_Brief_
Keep the pictures out of the copy and repeat the records exactly.

_Dataset records_
* begin *

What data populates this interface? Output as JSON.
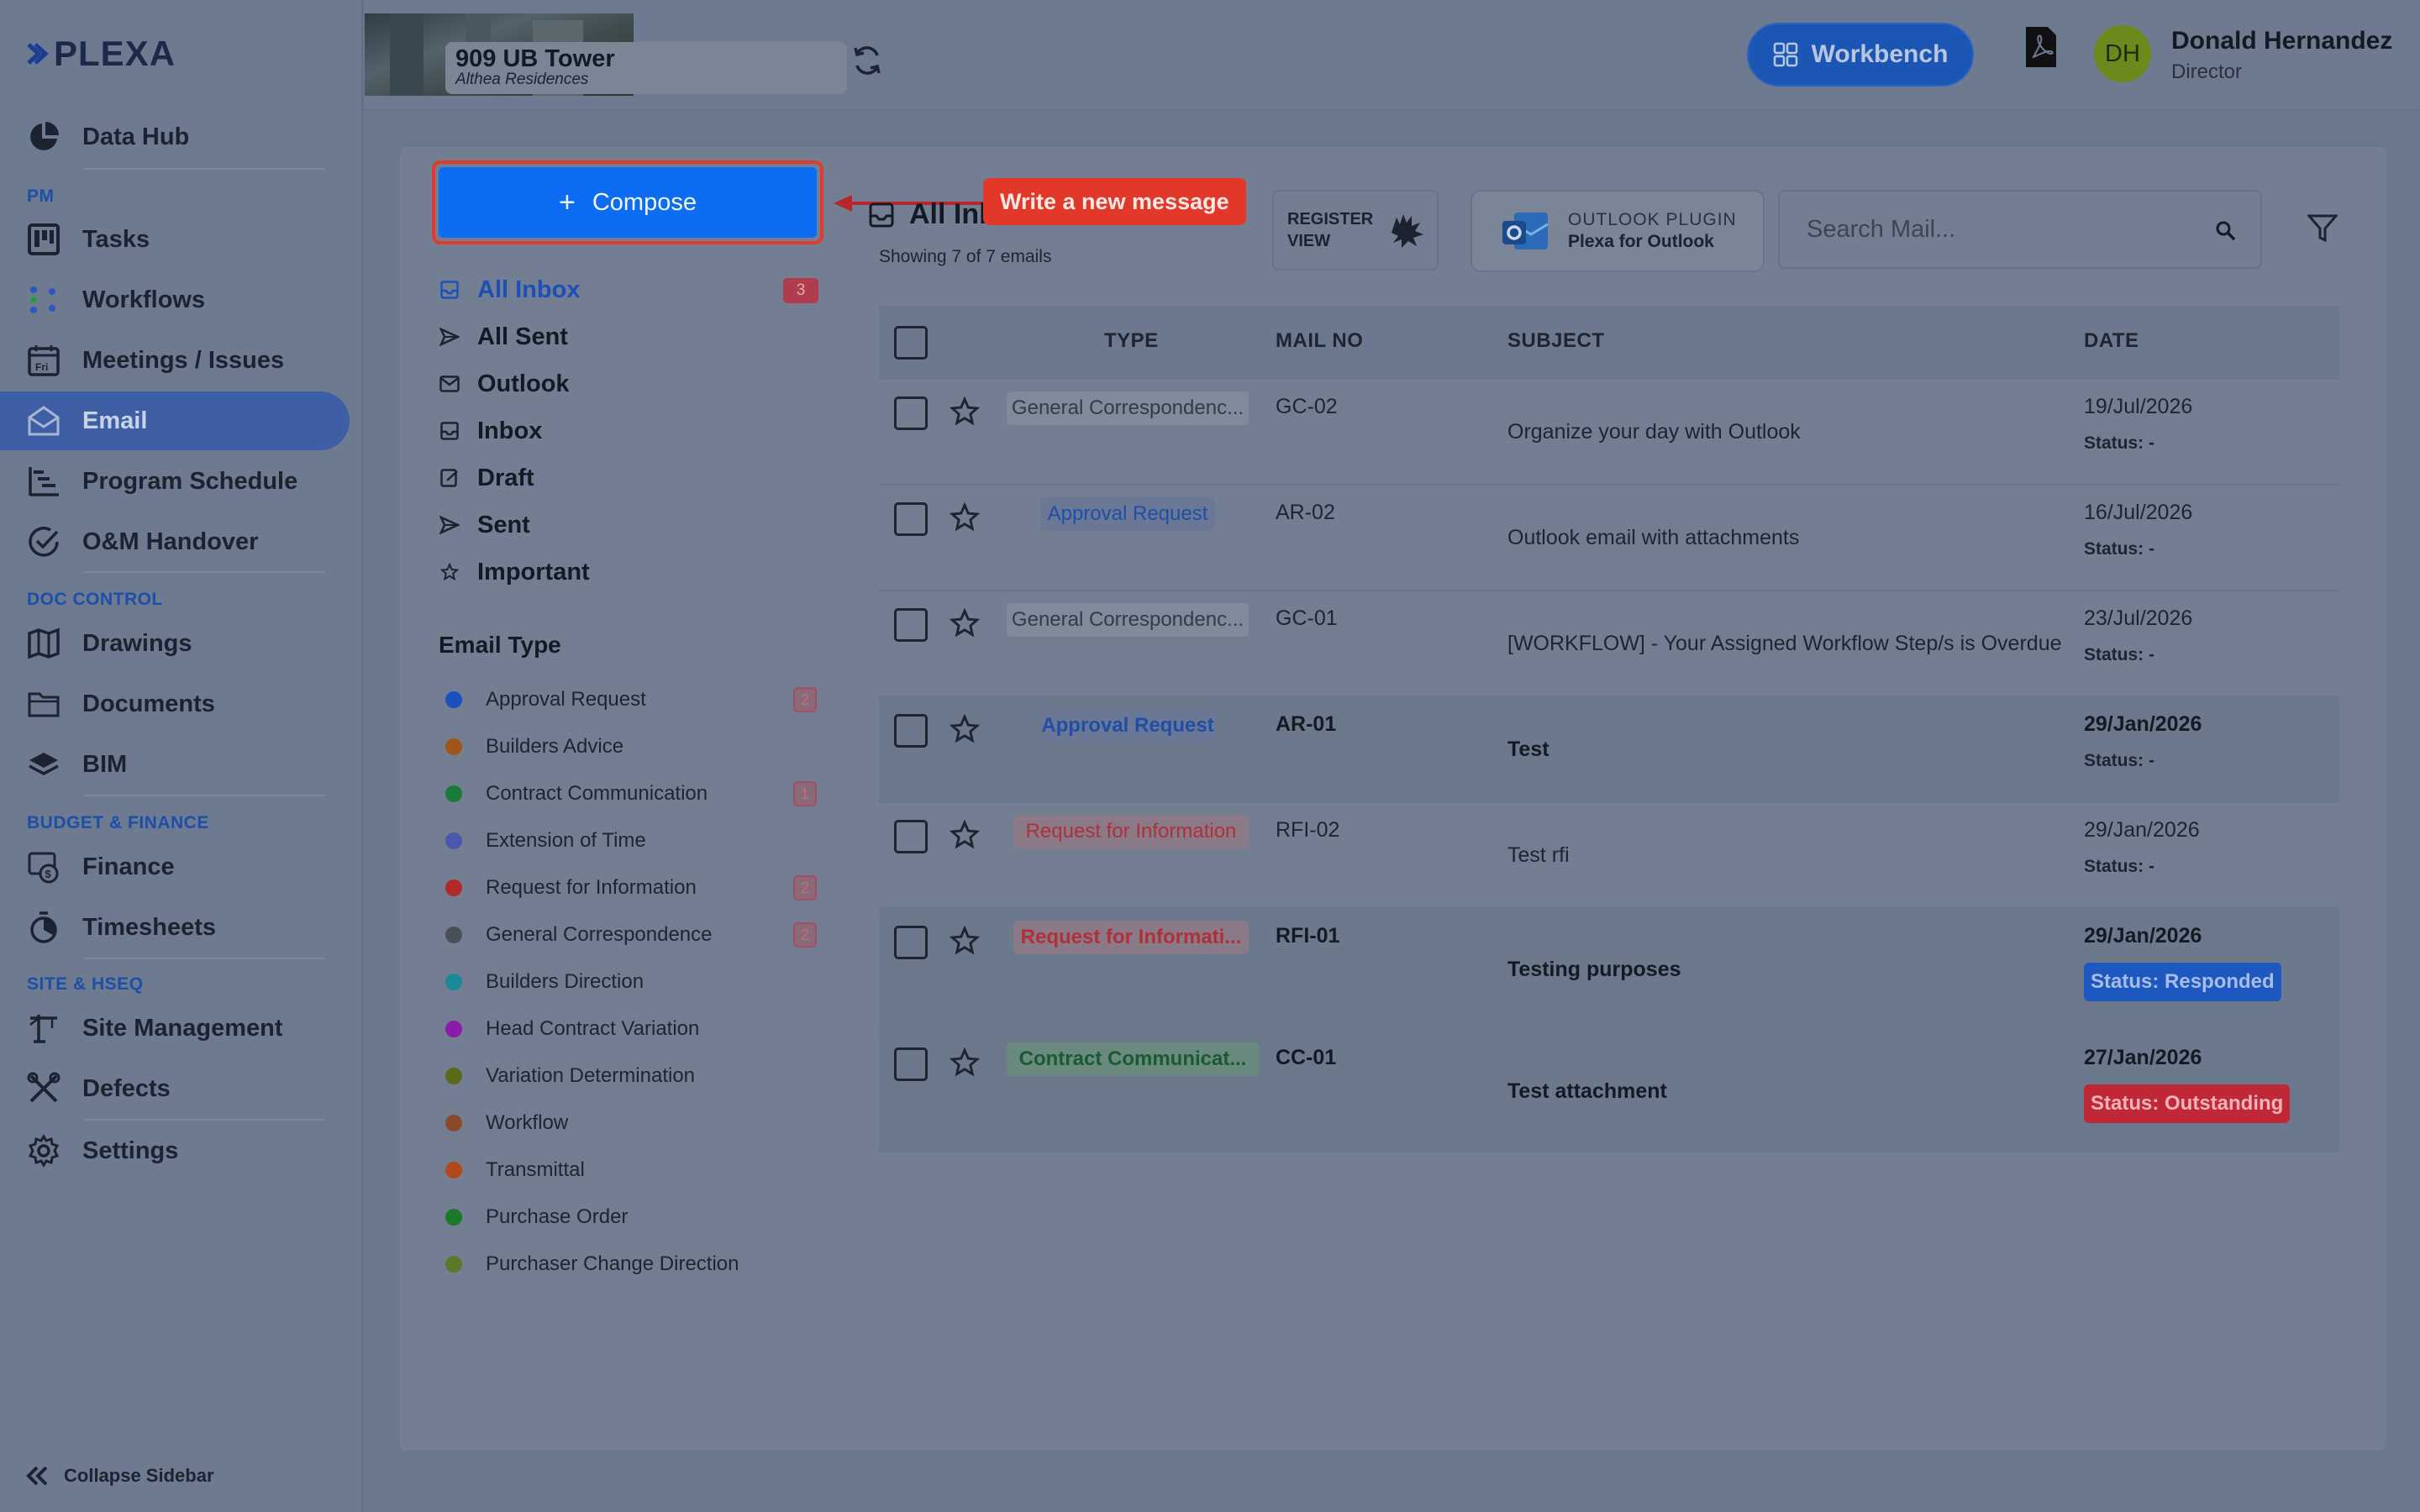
{
  "app": {
    "logo": "PLEXA",
    "logo_mark": "✖"
  },
  "sidebar": {
    "items": [
      {
        "label": "Data Hub",
        "icon": "pie-chart-icon"
      },
      {
        "label": "Tasks",
        "icon": "kanban-icon"
      },
      {
        "label": "Workflows",
        "icon": "workflow-icon"
      },
      {
        "label": "Meetings / Issues",
        "icon": "calendar-icon"
      },
      {
        "label": "Email",
        "icon": "envelope-icon",
        "active": true
      },
      {
        "label": "Program Schedule",
        "icon": "gantt-icon"
      },
      {
        "label": "O&M Handover",
        "icon": "check-circle-icon"
      },
      {
        "label": "Drawings",
        "icon": "map-icon"
      },
      {
        "label": "Documents",
        "icon": "folder-icon"
      },
      {
        "label": "BIM",
        "icon": "layers-icon"
      },
      {
        "label": "Finance",
        "icon": "finance-icon"
      },
      {
        "label": "Timesheets",
        "icon": "stopwatch-icon"
      },
      {
        "label": "Site Management",
        "icon": "crane-icon"
      },
      {
        "label": "Defects",
        "icon": "tools-icon"
      },
      {
        "label": "Settings",
        "icon": "gear-icon"
      }
    ],
    "sections": {
      "pm": "PM",
      "doc": "DOC CONTROL",
      "budget": "BUDGET & FINANCE",
      "site": "SITE & HSEQ"
    },
    "collapse_label": "Collapse Sidebar"
  },
  "header": {
    "project_title": "909 UB Tower",
    "project_subtitle": "Althea Residences",
    "workbench_label": "Workbench",
    "user_initials": "DH",
    "user_name": "Donald Hernandez",
    "user_role": "Director"
  },
  "compose": {
    "label": "Compose",
    "tooltip": "Write a new message"
  },
  "folders": [
    {
      "label": "All Inbox",
      "count": "3",
      "active": true
    },
    {
      "label": "All Sent"
    },
    {
      "label": "Outlook"
    },
    {
      "label": "Inbox"
    },
    {
      "label": "Draft"
    },
    {
      "label": "Sent"
    },
    {
      "label": "Important"
    }
  ],
  "email_types": {
    "title": "Email Type",
    "items": [
      {
        "label": "Approval Request",
        "color": "#1a4fc0",
        "count": "2"
      },
      {
        "label": "Builders Advice",
        "color": "#a0561a"
      },
      {
        "label": "Contract Communication",
        "color": "#1a7a3a",
        "count": "1"
      },
      {
        "label": "Extension of Time",
        "color": "#4a58b0"
      },
      {
        "label": "Request for Information",
        "color": "#b02a2a",
        "count": "2"
      },
      {
        "label": "General Correspondence",
        "color": "#4a5058",
        "count": "2"
      },
      {
        "label": "Builders Direction",
        "color": "#1a8a9a"
      },
      {
        "label": "Head Contract Variation",
        "color": "#8a1aa8"
      },
      {
        "label": "Variation Determination",
        "color": "#5a6a1a"
      },
      {
        "label": "Workflow",
        "color": "#8a4a2a"
      },
      {
        "label": "Transmittal",
        "color": "#b04a1a"
      },
      {
        "label": "Purchase Order",
        "color": "#1a7a2a"
      },
      {
        "label": "Purchaser Change Direction",
        "color": "#5a7a2a"
      }
    ]
  },
  "list": {
    "title": "All Inbox",
    "showing": "Showing 7 of 7 emails",
    "register_view": [
      "REGISTER",
      "VIEW"
    ],
    "plugin_title": "OUTLOOK PLUGIN",
    "plugin_subtitle": "Plexa for Outlook",
    "search_placeholder": "Search Mail...",
    "columns": {
      "type": "TYPE",
      "mail_no": "MAIL NO",
      "subject": "SUBJECT",
      "date": "DATE"
    },
    "rows": [
      {
        "type": "General Correspondenc...",
        "type_kind": "gc",
        "mail_no": "GC-02",
        "subject": "Organize your day with Outlook",
        "date": "19/Jul/2026",
        "status": "Status: -"
      },
      {
        "type": "Approval Request",
        "type_kind": "ar",
        "mail_no": "AR-02",
        "subject": "Outlook email with attachments",
        "date": "16/Jul/2026",
        "status": "Status: -"
      },
      {
        "type": "General Correspondenc...",
        "type_kind": "gc",
        "mail_no": "GC-01",
        "subject": "[WORKFLOW] - Your Assigned Workflow Step/s is Overdue",
        "date": "23/Jul/2026",
        "status": "Status: -"
      },
      {
        "type": "Approval Request",
        "type_kind": "ar",
        "mail_no": "AR-01",
        "subject": "Test",
        "date": "29/Jan/2026",
        "status": "Status: -",
        "unread": true
      },
      {
        "type": "Request for Information",
        "type_kind": "rfi",
        "mail_no": "RFI-02",
        "subject": "Test rfi",
        "date": "29/Jan/2026",
        "status": "Status: -"
      },
      {
        "type": "Request for Informati...",
        "type_kind": "rfi",
        "mail_no": "RFI-01",
        "subject": "Testing purposes",
        "date": "29/Jan/2026",
        "status": "Status: Responded",
        "unread": true
      },
      {
        "type": "Contract Communicat...",
        "type_kind": "cc",
        "mail_no": "CC-01",
        "subject": "Test attachment",
        "date": "27/Jan/2026",
        "status": "Status: Outstanding",
        "unread": true
      }
    ]
  }
}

* end *

_Result of the task_
What data populates this interface? Output as JSON.
{
  "app": {
    "logo": "PLEXA",
    "logo_mark": "✖"
  },
  "sidebar": {
    "items": [
      {
        "label": "Data Hub",
        "icon": "pie-chart-icon"
      },
      {
        "label": "Tasks",
        "icon": "kanban-icon"
      },
      {
        "label": "Workflows",
        "icon": "workflow-icon"
      },
      {
        "label": "Meetings / Issues",
        "icon": "calendar-icon"
      },
      {
        "label": "Email",
        "icon": "envelope-icon",
        "active": true
      },
      {
        "label": "Program Schedule",
        "icon": "gantt-icon"
      },
      {
        "label": "O&M Handover",
        "icon": "check-circle-icon"
      },
      {
        "label": "Drawings",
        "icon": "map-icon"
      },
      {
        "label": "Documents",
        "icon": "folder-icon"
      },
      {
        "label": "BIM",
        "icon": "layers-icon"
      },
      {
        "label": "Finance",
        "icon": "finance-icon"
      },
      {
        "label": "Timesheets",
        "icon": "stopwatch-icon"
      },
      {
        "label": "Site Management",
        "icon": "crane-icon"
      },
      {
        "label": "Defects",
        "icon": "tools-icon"
      },
      {
        "label": "Settings",
        "icon": "gear-icon"
      }
    ],
    "sections": {
      "pm": "PM",
      "doc": "DOC CONTROL",
      "budget": "BUDGET & FINANCE",
      "site": "SITE & HSEQ"
    },
    "collapse_label": "Collapse Sidebar"
  },
  "header": {
    "project_title": "909 UB Tower",
    "project_subtitle": "Althea Residences",
    "workbench_label": "Workbench",
    "user_initials": "DH",
    "user_name": "Donald Hernandez",
    "user_role": "Director"
  },
  "compose": {
    "label": "Compose",
    "tooltip": "Write a new message"
  },
  "folders": [
    {
      "label": "All Inbox",
      "count": "3",
      "active": true
    },
    {
      "label": "All Sent"
    },
    {
      "label": "Outlook"
    },
    {
      "label": "Inbox"
    },
    {
      "label": "Draft"
    },
    {
      "label": "Sent"
    },
    {
      "label": "Important"
    }
  ],
  "email_types": {
    "title": "Email Type",
    "items": [
      {
        "label": "Approval Request",
        "color": "#1a4fc0",
        "count": "2"
      },
      {
        "label": "Builders Advice",
        "color": "#a0561a"
      },
      {
        "label": "Contract Communication",
        "color": "#1a7a3a",
        "count": "1"
      },
      {
        "label": "Extension of Time",
        "color": "#4a58b0"
      },
      {
        "label": "Request for Information",
        "color": "#b02a2a",
        "count": "2"
      },
      {
        "label": "General Correspondence",
        "color": "#4a5058",
        "count": "2"
      },
      {
        "label": "Builders Direction",
        "color": "#1a8a9a"
      },
      {
        "label": "Head Contract Variation",
        "color": "#8a1aa8"
      },
      {
        "label": "Variation Determination",
        "color": "#5a6a1a"
      },
      {
        "label": "Workflow",
        "color": "#8a4a2a"
      },
      {
        "label": "Transmittal",
        "color": "#b04a1a"
      },
      {
        "label": "Purchase Order",
        "color": "#1a7a2a"
      },
      {
        "label": "Purchaser Change Direction",
        "color": "#5a7a2a"
      }
    ]
  },
  "list": {
    "title": "All Inbox",
    "showing": "Showing 7 of 7 emails",
    "register_view": [
      "REGISTER",
      "VIEW"
    ],
    "plugin_title": "OUTLOOK PLUGIN",
    "plugin_subtitle": "Plexa for Outlook",
    "search_placeholder": "Search Mail...",
    "columns": {
      "type": "TYPE",
      "mail_no": "MAIL NO",
      "subject": "SUBJECT",
      "date": "DATE"
    },
    "rows": [
      {
        "type": "General Correspondenc...",
        "type_kind": "gc",
        "mail_no": "GC-02",
        "subject": "Organize your day with Outlook",
        "date": "19/Jul/2026",
        "status": "Status: -"
      },
      {
        "type": "Approval Request",
        "type_kind": "ar",
        "mail_no": "AR-02",
        "subject": "Outlook email with attachments",
        "date": "16/Jul/2026",
        "status": "Status: -"
      },
      {
        "type": "General Correspondenc...",
        "type_kind": "gc",
        "mail_no": "GC-01",
        "subject": "[WORKFLOW] - Your Assigned Workflow Step/s is Overdue",
        "date": "23/Jul/2026",
        "status": "Status: -"
      },
      {
        "type": "Approval Request",
        "type_kind": "ar",
        "mail_no": "AR-01",
        "subject": "Test",
        "date": "29/Jan/2026",
        "status": "Status: -",
        "unread": true
      },
      {
        "type": "Request for Information",
        "type_kind": "rfi",
        "mail_no": "RFI-02",
        "subject": "Test rfi",
        "date": "29/Jan/2026",
        "status": "Status: -"
      },
      {
        "type": "Request for Informati...",
        "type_kind": "rfi",
        "mail_no": "RFI-01",
        "subject": "Testing purposes",
        "date": "29/Jan/2026",
        "status": "Status: Responded",
        "unread": true
      },
      {
        "type": "Contract Communicat...",
        "type_kind": "cc",
        "mail_no": "CC-01",
        "subject": "Test attachment",
        "date": "27/Jan/2026",
        "status": "Status: Outstanding",
        "unread": true
      }
    ]
  }
}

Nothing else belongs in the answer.